What to work on:
Extract all records. Keep each one exact.

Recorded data
** Start **
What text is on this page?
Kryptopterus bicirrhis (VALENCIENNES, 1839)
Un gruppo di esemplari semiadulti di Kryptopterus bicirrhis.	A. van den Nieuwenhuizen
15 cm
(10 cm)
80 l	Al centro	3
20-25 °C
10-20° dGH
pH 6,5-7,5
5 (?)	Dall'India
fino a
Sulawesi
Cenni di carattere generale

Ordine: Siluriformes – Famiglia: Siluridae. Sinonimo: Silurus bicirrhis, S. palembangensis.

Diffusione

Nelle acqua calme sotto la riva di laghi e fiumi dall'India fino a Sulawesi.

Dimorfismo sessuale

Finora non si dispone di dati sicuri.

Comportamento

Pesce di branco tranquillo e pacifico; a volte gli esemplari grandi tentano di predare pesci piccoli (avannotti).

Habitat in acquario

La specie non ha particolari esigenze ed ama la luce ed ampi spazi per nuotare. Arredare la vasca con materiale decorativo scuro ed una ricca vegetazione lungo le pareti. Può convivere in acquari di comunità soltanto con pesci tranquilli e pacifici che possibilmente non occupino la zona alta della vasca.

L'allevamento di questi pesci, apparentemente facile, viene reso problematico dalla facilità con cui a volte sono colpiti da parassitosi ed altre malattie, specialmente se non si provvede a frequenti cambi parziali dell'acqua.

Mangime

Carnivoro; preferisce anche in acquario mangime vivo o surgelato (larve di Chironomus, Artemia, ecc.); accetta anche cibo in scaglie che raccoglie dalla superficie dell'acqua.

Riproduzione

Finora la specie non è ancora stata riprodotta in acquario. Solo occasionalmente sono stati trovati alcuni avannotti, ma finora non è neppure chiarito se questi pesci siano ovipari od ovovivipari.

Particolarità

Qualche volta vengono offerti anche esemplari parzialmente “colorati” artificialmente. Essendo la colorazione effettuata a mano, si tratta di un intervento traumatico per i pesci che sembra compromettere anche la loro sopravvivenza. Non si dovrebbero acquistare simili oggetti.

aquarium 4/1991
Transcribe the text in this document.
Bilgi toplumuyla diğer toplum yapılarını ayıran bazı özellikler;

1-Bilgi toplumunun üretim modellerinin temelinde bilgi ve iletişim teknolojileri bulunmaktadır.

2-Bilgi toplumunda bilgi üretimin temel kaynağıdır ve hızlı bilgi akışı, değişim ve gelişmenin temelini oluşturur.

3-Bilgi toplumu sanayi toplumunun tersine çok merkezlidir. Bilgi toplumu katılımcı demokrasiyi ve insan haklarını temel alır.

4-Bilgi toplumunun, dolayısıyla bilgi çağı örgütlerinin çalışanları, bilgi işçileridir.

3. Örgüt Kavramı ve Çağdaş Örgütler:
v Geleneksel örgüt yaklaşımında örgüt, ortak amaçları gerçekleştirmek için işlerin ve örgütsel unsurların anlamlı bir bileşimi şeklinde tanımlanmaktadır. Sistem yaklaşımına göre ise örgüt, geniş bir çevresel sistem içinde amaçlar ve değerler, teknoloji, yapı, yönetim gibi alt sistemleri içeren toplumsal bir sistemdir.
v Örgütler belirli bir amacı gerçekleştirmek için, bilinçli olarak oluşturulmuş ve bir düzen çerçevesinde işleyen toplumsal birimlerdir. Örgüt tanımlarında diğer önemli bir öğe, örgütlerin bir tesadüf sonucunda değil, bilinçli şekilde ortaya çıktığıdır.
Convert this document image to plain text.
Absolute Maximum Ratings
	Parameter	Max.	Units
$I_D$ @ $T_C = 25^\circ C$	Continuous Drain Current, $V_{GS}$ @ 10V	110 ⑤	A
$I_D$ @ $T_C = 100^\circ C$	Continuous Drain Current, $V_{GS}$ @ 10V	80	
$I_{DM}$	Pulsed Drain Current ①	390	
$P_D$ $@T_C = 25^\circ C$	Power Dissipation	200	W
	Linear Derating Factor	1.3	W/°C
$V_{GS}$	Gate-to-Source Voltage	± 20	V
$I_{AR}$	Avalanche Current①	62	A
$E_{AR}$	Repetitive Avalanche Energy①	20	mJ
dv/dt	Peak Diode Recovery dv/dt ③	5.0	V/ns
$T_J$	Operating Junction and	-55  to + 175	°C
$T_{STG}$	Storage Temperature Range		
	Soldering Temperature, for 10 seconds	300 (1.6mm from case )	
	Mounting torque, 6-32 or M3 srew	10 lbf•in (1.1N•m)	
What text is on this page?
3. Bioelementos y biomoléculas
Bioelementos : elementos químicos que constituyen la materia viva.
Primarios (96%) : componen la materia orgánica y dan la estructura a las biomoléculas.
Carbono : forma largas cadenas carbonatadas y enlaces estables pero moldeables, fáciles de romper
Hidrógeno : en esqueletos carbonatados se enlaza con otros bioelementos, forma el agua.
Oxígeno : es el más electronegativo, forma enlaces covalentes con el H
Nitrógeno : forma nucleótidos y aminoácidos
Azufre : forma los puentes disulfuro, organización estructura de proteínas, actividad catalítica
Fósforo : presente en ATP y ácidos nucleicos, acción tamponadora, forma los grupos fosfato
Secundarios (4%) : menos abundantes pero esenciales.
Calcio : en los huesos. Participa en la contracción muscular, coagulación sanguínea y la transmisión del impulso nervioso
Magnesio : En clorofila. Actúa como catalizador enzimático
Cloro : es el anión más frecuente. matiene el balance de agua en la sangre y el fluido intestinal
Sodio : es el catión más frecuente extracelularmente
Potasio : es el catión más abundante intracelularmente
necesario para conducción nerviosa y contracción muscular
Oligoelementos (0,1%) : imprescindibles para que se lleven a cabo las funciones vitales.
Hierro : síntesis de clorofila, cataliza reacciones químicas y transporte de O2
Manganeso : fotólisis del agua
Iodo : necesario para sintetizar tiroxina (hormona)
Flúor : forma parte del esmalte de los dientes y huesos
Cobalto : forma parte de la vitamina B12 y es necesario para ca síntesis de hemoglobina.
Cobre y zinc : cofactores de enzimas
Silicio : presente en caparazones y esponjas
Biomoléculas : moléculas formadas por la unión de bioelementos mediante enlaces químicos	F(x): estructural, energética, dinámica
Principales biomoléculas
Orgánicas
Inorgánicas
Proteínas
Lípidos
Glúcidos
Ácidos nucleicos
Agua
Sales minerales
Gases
** End **
Answer to this task:
What text is on this page?
Kryptopterus bicirrhis (VALENCIENNES, 1839)
Un gruppo di esemplari semiadulti di Kryptopterus bicirrhis.	A. van den Nieuwenhuizen
15 cm
(10 cm)
80 l	Al centro	3
20-25 °C
10-20° dGH
pH 6,5-7,5
5 (?)	Dall'India
fino a
Sulawesi
Cenni di carattere generale

Ordine: Siluriformes – Famiglia: Siluridae. Sinonimo: Silurus bicirrhis, S. palembangensis.

Diffusione

Nelle acqua calme sotto la riva di laghi e fiumi dall'India fino a Sulawesi.

Dimorfismo sessuale

Finora non si dispone di dati sicuri.

Comportamento

Pesce di branco tranquillo e pacifico; a volte gli esemplari grandi tentano di predare pesci piccoli (avannotti).

Habitat in acquario

La specie non ha particolari esigenze ed ama la luce ed ampi spazi per nuotare. Arredare la vasca con materiale decorativo scuro ed una ricca vegetazione lungo le pareti. Può convivere in acquari di comunità soltanto con pesci tranquilli e pacifici che possibilmente non occupino la zona alta della vasca.

L'allevamento di questi pesci, apparentemente facile, viene reso problematico dalla facilità con cui a volte sono colpiti da parassitosi ed altre malattie, specialmente se non si provvede a frequenti cambi parziali dell'acqua.

Mangime

Carnivoro; preferisce anche in acquario mangime vivo o surgelato (larve di Chironomus, Artemia, ecc.); accetta anche cibo in scaglie che raccoglie dalla superficie dell'acqua.

Riproduzione

Finora la specie non è ancora stata riprodotta in acquario. Solo occasionalmente sono stati trovati alcuni avannotti, ma finora non è neppure chiarito se questi pesci siano ovipari od ovovivipari.

Particolarità

Qualche volta vengono offerti anche esemplari parzialmente “colorati” artificialmente. Essendo la colorazione effettuata a mano, si tratta di un intervento traumatico per i pesci che sembra compromettere anche la loro sopravvivenza. Non si dovrebbero acquistare simili oggetti.

aquarium 4/1991
Transcribe the text in this document.
Bilgi toplumuyla diğer toplum yapılarını ayıran bazı özellikler;

1-Bilgi toplumunun üretim modellerinin temelinde bilgi ve iletişim teknolojileri bulunmaktadır.

2-Bilgi toplumunda bilgi üretimin temel kaynağıdır ve hızlı bilgi akışı, değişim ve gelişmenin temelini oluşturur.

3-Bilgi toplumu sanayi toplumunun tersine çok merkezlidir. Bilgi toplumu katılımcı demokrasiyi ve insan haklarını temel alır.

4-Bilgi toplumunun, dolayısıyla bilgi çağı örgütlerinin çalışanları, bilgi işçileridir.

3. Örgüt Kavramı ve Çağdaş Örgütler:
v Geleneksel örgüt yaklaşımında örgüt, ortak amaçları gerçekleştirmek için işlerin ve örgütsel unsurların anlamlı bir bileşimi şeklinde tanımlanmaktadır. Sistem yaklaşımına göre ise örgüt, geniş bir çevresel sistem içinde amaçlar ve değerler, teknoloji, yapı, yönetim gibi alt sistemleri içeren toplumsal bir sistemdir.
v Örgütler belirli bir amacı gerçekleştirmek için, bilinçli olarak oluşturulmuş ve bir düzen çerçevesinde işleyen toplumsal birimlerdir. Örgüt tanımlarında diğer önemli bir öğe, örgütlerin bir tesadüf sonucunda değil, bilinçli şekilde ortaya çıktığıdır.
Convert this document image to plain text.
Absolute Maximum Ratings
	Parameter	Max.	Units
$I_D$ @ $T_C = 25^\circ C$	Continuous Drain Current, $V_{GS}$ @ 10V	110 ⑤	A
$I_D$ @ $T_C = 100^\circ C$	Continuous Drain Current, $V_{GS}$ @ 10V	80	
$I_{DM}$	Pulsed Drain Current ①	390	
$P_D$ $@T_C = 25^\circ C$	Power Dissipation	200	W
	Linear Derating Factor	1.3	W/°C
$V_{GS}$	Gate-to-Source Voltage	± 20	V
$I_{AR}$	Avalanche Current①	62	A
$E_{AR}$	Repetitive Avalanche Energy①	20	mJ
dv/dt	Peak Diode Recovery dv/dt ③	5.0	V/ns
$T_J$	Operating Junction and	-55  to + 175	°C
$T_{STG}$	Storage Temperature Range		
	Soldering Temperature, for 10 seconds	300 (1.6mm from case )	
	Mounting torque, 6-32 or M3 srew	10 lbf•in (1.1N•m)	
What text is on this page?
3. Bioelementos y biomoléculas
Bioelementos : elementos químicos que constituyen la materia viva.
Primarios (96%) : componen la materia orgánica y dan la estructura a las biomoléculas.
Carbono : forma largas cadenas carbonatadas y enlaces estables pero moldeables, fáciles de romper
Hidrógeno : en esqueletos carbonatados se enlaza con otros bioelementos, forma el agua.
Oxígeno : es el más electronegativo, forma enlaces covalentes con el H
Nitrógeno : forma nucleótidos y aminoácidos
Azufre : forma los puentes disulfuro, organización estructura de proteínas, actividad catalítica
Fósforo : presente en ATP y ácidos nucleicos, acción tamponadora, forma los grupos fosfato
Secundarios (4%) : menos abundantes pero esenciales.
Calcio : en los huesos. Participa en la contracción muscular, coagulación sanguínea y la transmisión del impulso nervioso
Magnesio : En clorofila. Actúa como catalizador enzimático
Cloro : es el anión más frecuente. matiene el balance de agua en la sangre y el fluido intestinal
Sodio : es el catión más frecuente extracelularmente
Potasio : es el catión más abundante intracelularmente
necesario para conducción nerviosa y contracción muscular
Oligoelementos (0,1%) : imprescindibles para que se lleven a cabo las funciones vitales.
Hierro : síntesis de clorofila, cataliza reacciones químicas y transporte de O2
Manganeso : fotólisis del agua
Iodo : necesario para sintetizar tiroxina (hormona)
Flúor : forma parte del esmalte de los dientes y huesos
Cobalto : forma parte de la vitamina B12 y es necesario para ca síntesis de hemoglobina.
Cobre y zinc : cofactores de enzimas
Silicio : presente en caparazones y esponjas
Biomoléculas : moléculas formadas por la unión de bioelementos mediante enlaces químicos	F(x): estructural, energética, dinámica
Principales biomoléculas
Orgánicas
Inorgánicas
Proteínas
Lípidos
Glúcidos
Ácidos nucleicos
Agua
Sales minerales
Gases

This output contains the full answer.